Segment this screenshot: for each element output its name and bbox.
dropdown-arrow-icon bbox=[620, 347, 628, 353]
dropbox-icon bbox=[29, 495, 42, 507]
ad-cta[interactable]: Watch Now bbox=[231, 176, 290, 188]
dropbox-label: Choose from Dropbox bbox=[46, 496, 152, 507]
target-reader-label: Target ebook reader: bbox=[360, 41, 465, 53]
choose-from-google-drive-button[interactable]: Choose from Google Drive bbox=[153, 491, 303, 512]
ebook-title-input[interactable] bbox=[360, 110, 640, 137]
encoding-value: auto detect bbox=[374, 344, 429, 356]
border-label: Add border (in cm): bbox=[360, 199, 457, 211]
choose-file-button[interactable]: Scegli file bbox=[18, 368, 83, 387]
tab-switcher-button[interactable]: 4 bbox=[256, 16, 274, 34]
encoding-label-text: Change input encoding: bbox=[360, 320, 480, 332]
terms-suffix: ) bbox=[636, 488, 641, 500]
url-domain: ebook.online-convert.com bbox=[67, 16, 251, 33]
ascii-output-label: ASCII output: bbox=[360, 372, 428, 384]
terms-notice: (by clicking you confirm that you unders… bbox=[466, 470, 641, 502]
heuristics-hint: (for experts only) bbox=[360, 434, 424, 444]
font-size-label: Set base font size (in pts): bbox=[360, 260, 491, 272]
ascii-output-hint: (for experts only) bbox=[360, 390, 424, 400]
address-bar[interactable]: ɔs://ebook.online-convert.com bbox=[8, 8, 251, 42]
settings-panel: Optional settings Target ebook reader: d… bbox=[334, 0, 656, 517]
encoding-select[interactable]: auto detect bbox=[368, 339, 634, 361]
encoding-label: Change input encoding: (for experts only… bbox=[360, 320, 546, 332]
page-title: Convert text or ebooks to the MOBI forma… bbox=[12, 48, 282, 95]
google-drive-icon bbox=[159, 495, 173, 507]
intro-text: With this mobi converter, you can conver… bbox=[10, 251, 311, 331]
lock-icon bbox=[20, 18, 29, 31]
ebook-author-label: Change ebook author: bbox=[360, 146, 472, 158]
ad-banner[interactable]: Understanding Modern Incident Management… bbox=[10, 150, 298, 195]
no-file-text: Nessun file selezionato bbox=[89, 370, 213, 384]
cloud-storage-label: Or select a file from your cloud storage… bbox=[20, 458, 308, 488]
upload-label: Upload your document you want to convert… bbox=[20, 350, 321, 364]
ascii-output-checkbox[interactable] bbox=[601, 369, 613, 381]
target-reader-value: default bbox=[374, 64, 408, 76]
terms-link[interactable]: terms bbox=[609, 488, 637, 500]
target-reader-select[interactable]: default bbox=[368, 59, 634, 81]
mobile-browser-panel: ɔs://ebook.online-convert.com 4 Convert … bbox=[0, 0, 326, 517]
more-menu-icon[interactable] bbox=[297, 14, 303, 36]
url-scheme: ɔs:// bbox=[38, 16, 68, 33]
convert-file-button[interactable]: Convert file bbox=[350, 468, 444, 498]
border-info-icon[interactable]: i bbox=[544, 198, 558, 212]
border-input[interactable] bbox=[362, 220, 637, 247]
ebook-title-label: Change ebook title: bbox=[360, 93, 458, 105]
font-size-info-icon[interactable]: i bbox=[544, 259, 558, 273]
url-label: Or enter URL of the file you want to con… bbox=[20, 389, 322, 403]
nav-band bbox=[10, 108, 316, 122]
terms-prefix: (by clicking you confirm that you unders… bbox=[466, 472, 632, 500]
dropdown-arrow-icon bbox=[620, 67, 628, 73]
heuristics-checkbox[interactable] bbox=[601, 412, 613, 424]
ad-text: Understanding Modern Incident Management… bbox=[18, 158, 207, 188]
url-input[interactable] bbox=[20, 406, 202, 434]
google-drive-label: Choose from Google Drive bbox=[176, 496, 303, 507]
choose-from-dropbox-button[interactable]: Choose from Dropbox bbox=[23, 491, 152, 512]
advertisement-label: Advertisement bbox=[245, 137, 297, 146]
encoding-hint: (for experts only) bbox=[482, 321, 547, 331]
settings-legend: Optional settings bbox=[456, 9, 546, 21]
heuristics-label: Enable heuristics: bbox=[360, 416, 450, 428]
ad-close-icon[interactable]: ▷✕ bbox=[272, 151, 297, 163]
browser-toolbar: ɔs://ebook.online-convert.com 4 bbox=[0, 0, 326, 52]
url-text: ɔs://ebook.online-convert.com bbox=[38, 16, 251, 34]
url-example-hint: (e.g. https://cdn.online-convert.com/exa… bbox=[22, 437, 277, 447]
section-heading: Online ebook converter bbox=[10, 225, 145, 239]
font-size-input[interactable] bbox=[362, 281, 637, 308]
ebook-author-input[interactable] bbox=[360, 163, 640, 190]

§ DO THIS:
Copy out every line of the records above, keeping each character as it appears.

§ COMPLETE OUTPUT:
Segment this screenshot: for each element output its name and bbox.
dropdown-arrow-icon bbox=[620, 347, 628, 353]
dropbox-icon bbox=[29, 495, 42, 507]
ad-cta[interactable]: Watch Now bbox=[231, 176, 290, 188]
dropbox-label: Choose from Dropbox bbox=[46, 496, 152, 507]
target-reader-label: Target ebook reader: bbox=[360, 41, 465, 53]
choose-from-google-drive-button[interactable]: Choose from Google Drive bbox=[153, 491, 303, 512]
ebook-title-input[interactable] bbox=[360, 110, 640, 137]
encoding-value: auto detect bbox=[374, 344, 429, 356]
border-label: Add border (in cm): bbox=[360, 199, 457, 211]
choose-file-button[interactable]: Scegli file bbox=[18, 368, 83, 387]
tab-switcher-button[interactable]: 4 bbox=[256, 16, 274, 34]
encoding-label-text: Change input encoding: bbox=[360, 320, 480, 332]
terms-suffix: ) bbox=[636, 488, 641, 500]
url-domain: ebook.online-convert.com bbox=[67, 16, 251, 33]
ascii-output-label: ASCII output: bbox=[360, 372, 428, 384]
terms-notice: (by clicking you confirm that you unders… bbox=[466, 470, 641, 502]
heuristics-hint: (for experts only) bbox=[360, 434, 424, 444]
font-size-label: Set base font size (in pts): bbox=[360, 260, 491, 272]
ascii-output-hint: (for experts only) bbox=[360, 390, 424, 400]
address-bar[interactable]: ɔs://ebook.online-convert.com bbox=[8, 8, 251, 42]
settings-panel: Optional settings Target ebook reader: d… bbox=[334, 0, 656, 517]
encoding-select[interactable]: auto detect bbox=[368, 339, 634, 361]
encoding-label: Change input encoding: (for experts only… bbox=[360, 320, 546, 332]
page-title: Convert text or ebooks to the MOBI forma… bbox=[12, 48, 282, 95]
google-drive-icon bbox=[159, 495, 173, 507]
intro-text: With this mobi converter, you can conver… bbox=[10, 251, 311, 331]
lock-icon bbox=[20, 18, 29, 31]
ebook-author-label: Change ebook author: bbox=[360, 146, 472, 158]
ad-banner[interactable]: Understanding Modern Incident Management… bbox=[10, 150, 298, 195]
no-file-text: Nessun file selezionato bbox=[89, 370, 213, 384]
cloud-storage-label: Or select a file from your cloud storage… bbox=[20, 458, 308, 488]
upload-label: Upload your document you want to convert… bbox=[20, 350, 321, 364]
ascii-output-checkbox[interactable] bbox=[601, 369, 613, 381]
target-reader-value: default bbox=[374, 64, 408, 76]
terms-link[interactable]: terms bbox=[609, 488, 637, 500]
target-reader-select[interactable]: default bbox=[368, 59, 634, 81]
mobile-browser-panel: ɔs://ebook.online-convert.com 4 Convert … bbox=[0, 0, 326, 517]
more-menu-icon[interactable] bbox=[297, 14, 303, 36]
url-scheme: ɔs:// bbox=[38, 16, 68, 33]
convert-file-button[interactable]: Convert file bbox=[350, 468, 444, 498]
border-info-icon[interactable]: i bbox=[544, 198, 558, 212]
border-input[interactable] bbox=[362, 220, 637, 247]
ebook-title-label: Change ebook title: bbox=[360, 93, 458, 105]
font-size-info-icon[interactable]: i bbox=[544, 259, 558, 273]
url-label: Or enter URL of the file you want to con… bbox=[20, 389, 322, 403]
nav-band bbox=[10, 108, 316, 122]
terms-prefix: (by clicking you confirm that you unders… bbox=[466, 472, 632, 500]
dropdown-arrow-icon bbox=[620, 67, 628, 73]
heuristics-checkbox[interactable] bbox=[601, 412, 613, 424]
ad-text: Understanding Modern Incident Management… bbox=[18, 158, 207, 188]
url-input[interactable] bbox=[20, 406, 202, 434]
google-drive-label: Choose from Google Drive bbox=[176, 496, 303, 507]
choose-from-dropbox-button[interactable]: Choose from Dropbox bbox=[23, 491, 152, 512]
advertisement-label: Advertisement bbox=[245, 137, 297, 146]
encoding-hint: (for experts only) bbox=[482, 321, 547, 331]
settings-legend: Optional settings bbox=[456, 9, 546, 21]
heuristics-label: Enable heuristics: bbox=[360, 416, 450, 428]
ad-close-icon[interactable]: ▷✕ bbox=[272, 151, 297, 163]
browser-toolbar: ɔs://ebook.online-convert.com 4 bbox=[0, 0, 326, 52]
url-text: ɔs://ebook.online-convert.com bbox=[38, 16, 251, 34]
url-example-hint: (e.g. https://cdn.online-convert.com/exa… bbox=[22, 437, 277, 447]
section-heading: Online ebook converter bbox=[10, 225, 145, 239]
font-size-input[interactable] bbox=[362, 281, 637, 308]
ebook-author-input[interactable] bbox=[360, 163, 640, 190]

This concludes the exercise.